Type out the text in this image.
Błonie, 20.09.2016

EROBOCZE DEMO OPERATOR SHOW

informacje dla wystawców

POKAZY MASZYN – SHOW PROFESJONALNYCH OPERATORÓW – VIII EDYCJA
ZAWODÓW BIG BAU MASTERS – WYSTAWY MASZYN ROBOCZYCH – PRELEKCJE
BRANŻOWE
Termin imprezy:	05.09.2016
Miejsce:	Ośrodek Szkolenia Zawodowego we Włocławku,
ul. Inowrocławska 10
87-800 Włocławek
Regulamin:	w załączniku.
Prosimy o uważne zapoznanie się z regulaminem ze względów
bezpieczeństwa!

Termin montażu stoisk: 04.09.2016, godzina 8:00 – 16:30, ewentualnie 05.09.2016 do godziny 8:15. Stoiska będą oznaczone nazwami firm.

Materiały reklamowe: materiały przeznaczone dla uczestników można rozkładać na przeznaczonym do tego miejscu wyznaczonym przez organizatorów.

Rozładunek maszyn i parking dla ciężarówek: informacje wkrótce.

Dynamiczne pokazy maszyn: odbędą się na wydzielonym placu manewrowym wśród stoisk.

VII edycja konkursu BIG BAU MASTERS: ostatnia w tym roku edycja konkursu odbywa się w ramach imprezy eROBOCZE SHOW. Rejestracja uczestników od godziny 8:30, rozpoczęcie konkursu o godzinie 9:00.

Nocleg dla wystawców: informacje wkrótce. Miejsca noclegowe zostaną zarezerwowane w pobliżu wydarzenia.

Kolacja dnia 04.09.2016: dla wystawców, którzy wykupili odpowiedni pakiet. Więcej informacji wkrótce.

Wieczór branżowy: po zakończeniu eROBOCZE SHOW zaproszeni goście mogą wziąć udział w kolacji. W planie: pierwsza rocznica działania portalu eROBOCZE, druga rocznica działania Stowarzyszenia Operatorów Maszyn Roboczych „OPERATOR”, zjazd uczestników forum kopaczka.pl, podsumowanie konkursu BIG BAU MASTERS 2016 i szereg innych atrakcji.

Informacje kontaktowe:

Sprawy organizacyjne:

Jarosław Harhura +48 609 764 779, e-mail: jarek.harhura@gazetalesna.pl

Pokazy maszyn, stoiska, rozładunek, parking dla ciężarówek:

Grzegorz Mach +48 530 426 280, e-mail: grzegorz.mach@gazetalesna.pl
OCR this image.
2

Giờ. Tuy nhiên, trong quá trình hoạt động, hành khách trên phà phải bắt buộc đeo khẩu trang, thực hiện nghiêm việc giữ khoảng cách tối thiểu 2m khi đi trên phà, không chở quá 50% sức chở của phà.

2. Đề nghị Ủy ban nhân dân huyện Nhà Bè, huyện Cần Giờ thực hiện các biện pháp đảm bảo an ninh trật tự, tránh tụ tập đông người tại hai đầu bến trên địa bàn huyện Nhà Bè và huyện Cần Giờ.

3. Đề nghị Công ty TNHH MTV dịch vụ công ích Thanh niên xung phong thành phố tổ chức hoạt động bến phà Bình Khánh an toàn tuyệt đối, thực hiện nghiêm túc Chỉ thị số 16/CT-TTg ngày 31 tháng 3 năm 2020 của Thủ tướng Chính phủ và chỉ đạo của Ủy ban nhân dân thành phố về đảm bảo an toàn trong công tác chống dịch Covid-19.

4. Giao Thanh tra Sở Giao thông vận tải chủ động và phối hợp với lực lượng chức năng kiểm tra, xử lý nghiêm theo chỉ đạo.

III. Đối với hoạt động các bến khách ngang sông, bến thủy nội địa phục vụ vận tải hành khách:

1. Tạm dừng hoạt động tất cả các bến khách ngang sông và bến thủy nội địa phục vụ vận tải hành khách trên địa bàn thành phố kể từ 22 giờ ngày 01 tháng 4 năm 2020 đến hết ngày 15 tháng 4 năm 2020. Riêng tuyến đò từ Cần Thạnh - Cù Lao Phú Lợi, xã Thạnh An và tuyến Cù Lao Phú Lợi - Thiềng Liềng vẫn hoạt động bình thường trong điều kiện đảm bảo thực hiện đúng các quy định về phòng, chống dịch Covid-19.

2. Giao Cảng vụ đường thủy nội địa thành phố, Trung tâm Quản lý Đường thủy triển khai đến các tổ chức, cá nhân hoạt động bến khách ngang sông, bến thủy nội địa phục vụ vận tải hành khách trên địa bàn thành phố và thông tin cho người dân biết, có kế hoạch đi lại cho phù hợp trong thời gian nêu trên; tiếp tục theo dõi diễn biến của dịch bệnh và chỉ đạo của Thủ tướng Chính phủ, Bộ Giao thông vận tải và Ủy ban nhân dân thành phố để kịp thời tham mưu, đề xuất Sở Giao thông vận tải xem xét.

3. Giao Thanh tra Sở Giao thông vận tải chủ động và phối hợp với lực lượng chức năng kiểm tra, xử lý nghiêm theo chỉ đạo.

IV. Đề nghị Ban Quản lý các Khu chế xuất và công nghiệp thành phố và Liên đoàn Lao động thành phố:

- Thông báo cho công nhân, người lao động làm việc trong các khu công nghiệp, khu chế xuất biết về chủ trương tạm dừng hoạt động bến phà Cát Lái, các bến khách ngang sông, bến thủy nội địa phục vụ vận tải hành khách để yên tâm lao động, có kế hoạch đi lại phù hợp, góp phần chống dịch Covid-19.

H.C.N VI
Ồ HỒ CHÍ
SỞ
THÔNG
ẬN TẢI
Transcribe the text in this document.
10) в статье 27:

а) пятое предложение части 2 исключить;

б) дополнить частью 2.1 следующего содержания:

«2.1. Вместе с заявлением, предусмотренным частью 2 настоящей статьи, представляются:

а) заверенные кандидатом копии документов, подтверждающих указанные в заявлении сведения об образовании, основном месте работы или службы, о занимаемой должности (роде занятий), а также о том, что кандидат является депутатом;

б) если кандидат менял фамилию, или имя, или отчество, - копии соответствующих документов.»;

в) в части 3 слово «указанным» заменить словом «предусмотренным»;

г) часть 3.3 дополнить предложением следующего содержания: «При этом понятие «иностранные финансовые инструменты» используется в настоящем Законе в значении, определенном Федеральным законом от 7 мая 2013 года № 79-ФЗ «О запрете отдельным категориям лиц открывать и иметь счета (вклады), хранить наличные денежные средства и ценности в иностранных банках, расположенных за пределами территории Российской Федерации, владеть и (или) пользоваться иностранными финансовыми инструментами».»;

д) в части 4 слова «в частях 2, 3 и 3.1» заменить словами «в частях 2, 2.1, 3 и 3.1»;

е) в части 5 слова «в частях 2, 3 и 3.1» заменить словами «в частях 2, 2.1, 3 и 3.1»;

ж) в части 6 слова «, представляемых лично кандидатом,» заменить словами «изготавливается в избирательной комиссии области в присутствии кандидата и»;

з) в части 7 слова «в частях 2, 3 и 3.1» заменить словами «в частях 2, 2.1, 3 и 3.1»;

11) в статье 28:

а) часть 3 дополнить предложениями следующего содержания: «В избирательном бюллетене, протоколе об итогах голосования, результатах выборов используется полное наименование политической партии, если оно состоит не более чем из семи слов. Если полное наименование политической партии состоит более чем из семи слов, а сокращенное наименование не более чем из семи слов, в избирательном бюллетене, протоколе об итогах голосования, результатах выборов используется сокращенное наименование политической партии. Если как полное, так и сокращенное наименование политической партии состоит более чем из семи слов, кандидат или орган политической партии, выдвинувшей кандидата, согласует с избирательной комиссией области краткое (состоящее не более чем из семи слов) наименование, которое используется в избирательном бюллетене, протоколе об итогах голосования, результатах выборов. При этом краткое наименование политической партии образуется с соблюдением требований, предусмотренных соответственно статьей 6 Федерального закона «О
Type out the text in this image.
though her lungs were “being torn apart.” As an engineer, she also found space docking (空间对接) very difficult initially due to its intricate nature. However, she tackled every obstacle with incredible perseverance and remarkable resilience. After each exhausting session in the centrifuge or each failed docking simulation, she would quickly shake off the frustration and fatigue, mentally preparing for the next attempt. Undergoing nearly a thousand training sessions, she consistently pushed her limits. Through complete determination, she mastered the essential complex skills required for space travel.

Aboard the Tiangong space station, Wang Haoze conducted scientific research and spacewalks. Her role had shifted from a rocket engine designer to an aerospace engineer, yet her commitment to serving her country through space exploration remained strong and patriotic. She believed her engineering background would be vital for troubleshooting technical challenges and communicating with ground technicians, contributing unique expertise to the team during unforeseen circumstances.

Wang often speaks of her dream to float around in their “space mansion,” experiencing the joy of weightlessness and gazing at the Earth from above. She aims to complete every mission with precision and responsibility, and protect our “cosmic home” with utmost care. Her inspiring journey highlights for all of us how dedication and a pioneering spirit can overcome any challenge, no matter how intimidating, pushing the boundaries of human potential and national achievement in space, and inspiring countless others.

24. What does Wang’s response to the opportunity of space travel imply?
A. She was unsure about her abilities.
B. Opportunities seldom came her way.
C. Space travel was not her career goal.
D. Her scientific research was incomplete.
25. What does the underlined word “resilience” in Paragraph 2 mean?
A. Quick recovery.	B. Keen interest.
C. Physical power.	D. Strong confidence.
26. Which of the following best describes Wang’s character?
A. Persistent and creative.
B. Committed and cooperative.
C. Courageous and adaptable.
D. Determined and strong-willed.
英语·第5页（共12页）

_Written problem_: Go through the entries above and copy every line containing "MASTERS".

_Reply_:
ZAWODÓW BIG BAU MASTERS – WYSTAWY MASZYN ROBOCZYCH – PRELEKCJE
VII edycja konkursu BIG BAU MASTERS: ostatnia w tym roku edycja konkursu odbywa się w ramach imprezy eROBOCZE SHOW. Rejestracja uczestników od godziny 8:30, rozpoczęcie konkursu o godzinie 9:00.
Wieczór branżowy: po zakończeniu eROBOCZE SHOW zaproszeni goście mogą wziąć udział w kolacji. W planie: pierwsza rocznica działania portalu eROBOCZE, druga rocznica działania Stowarzyszenia Operatorów Maszyn Roboczych „OPERATOR”, zjazd uczestników forum kopaczka.pl, podsumowanie konkursu BIG BAU MASTERS 2016 i szereg innych atrakcji.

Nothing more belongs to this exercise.